--- Source records ---

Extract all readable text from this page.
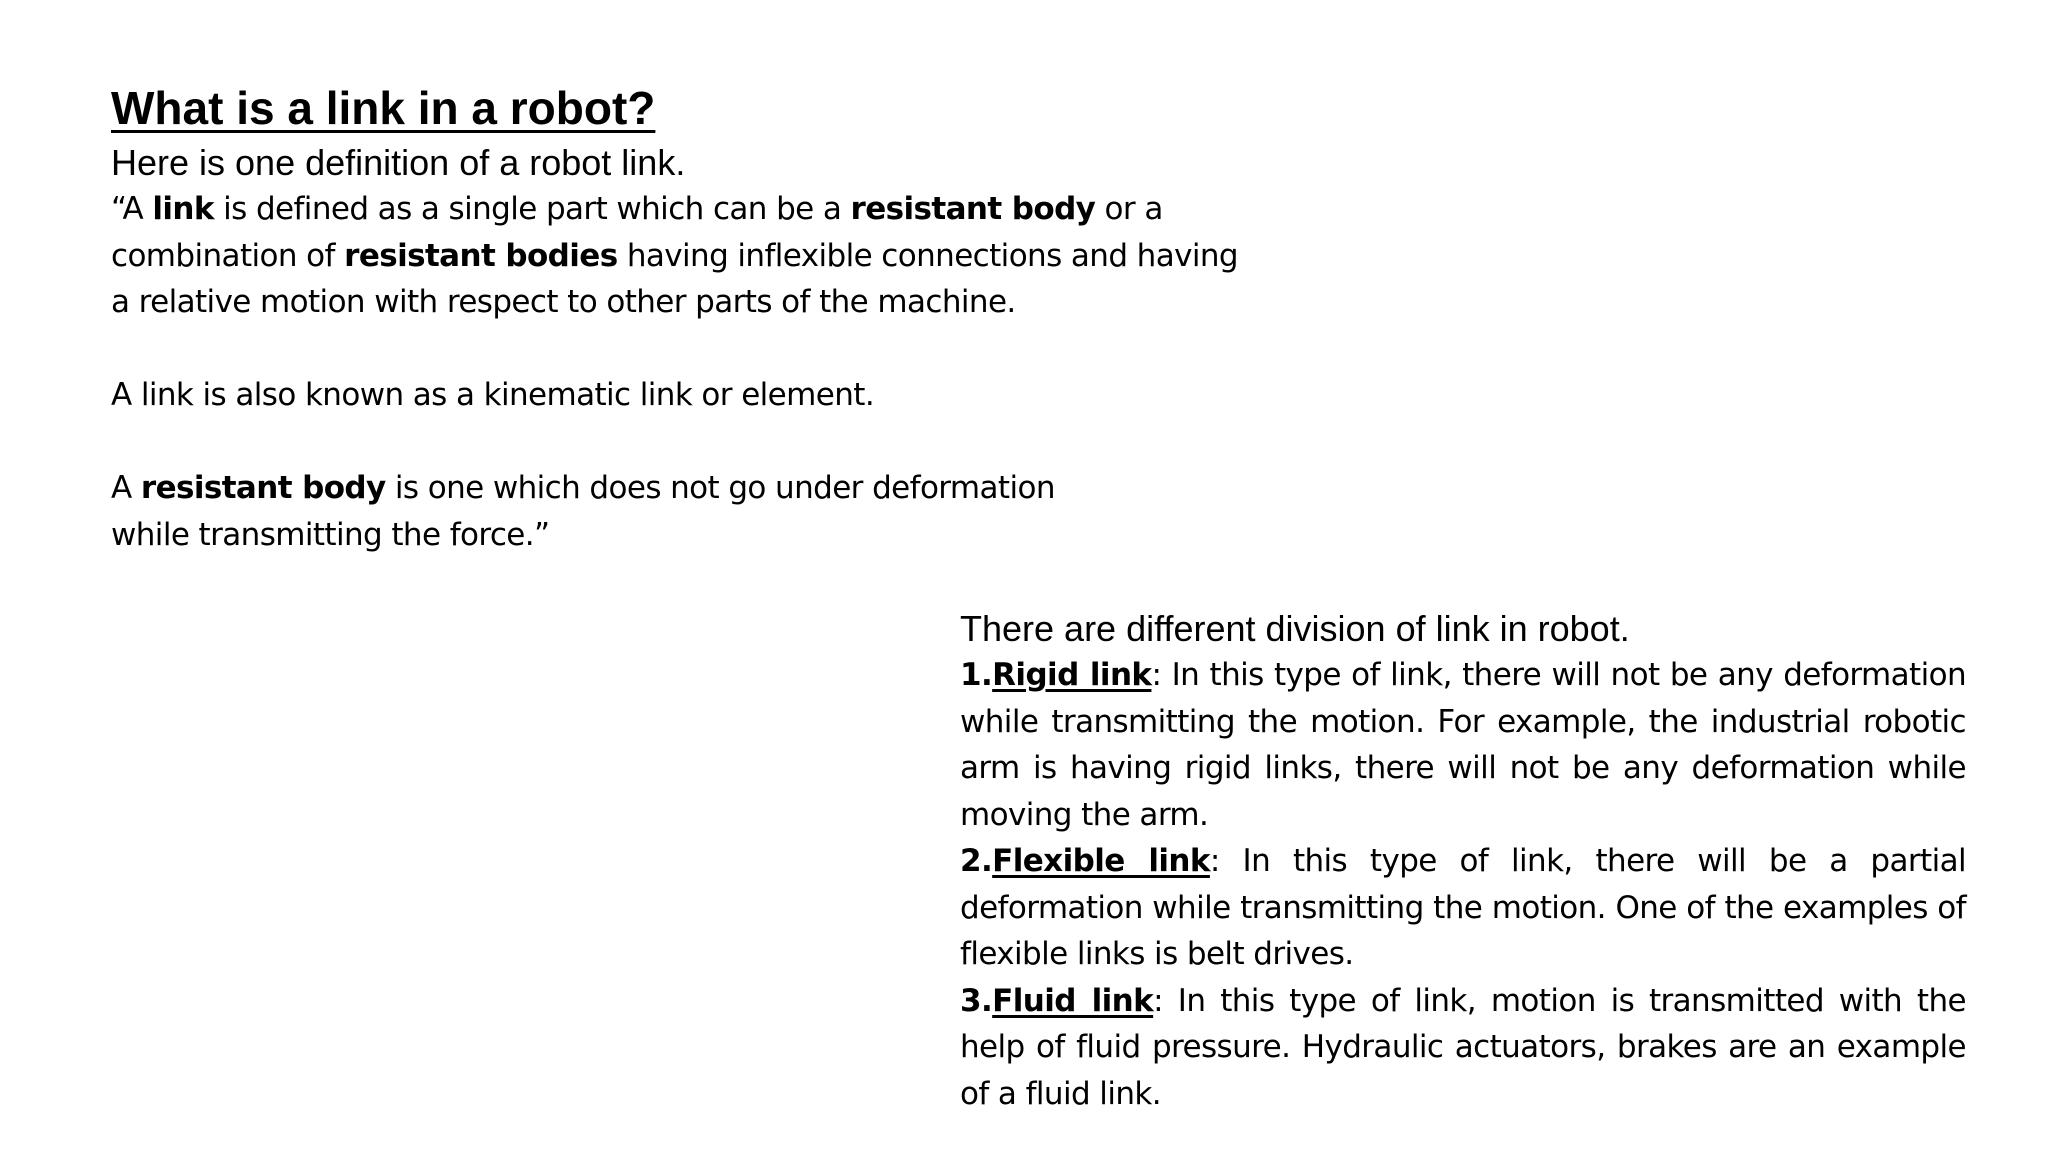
What is a link in a robot?

Here is one definition of a robot link.

“A link is defined as a single part which can be a resistant body or a
combination of resistant bodies having inflexible connections and having
a relative motion with respect to other parts of the machine.
A link is also known as a kinematic link or element.
A resistant body is one which does not go under deformation
while transmitting the force.”

There are different division of link in robot.

1.Rigid link: In this type of link, there will not be any deformation while transmitting the motion. For example, the industrial robotic arm is having rigid links, there will not be any deformation while moving the arm.

2.Flexible link: In this type of link, there will be a partial deformation while transmitting the motion. One of the examples of flexible links is belt drives.

3.Fluid link: In this type of link, motion is transmitted with the help of fluid pressure. Hydraulic actuators, brakes are an example of a fluid link.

---

→ Written instruction
Across the records, how many lines contain "deformation"? Only the number should be given.

→ Task response
3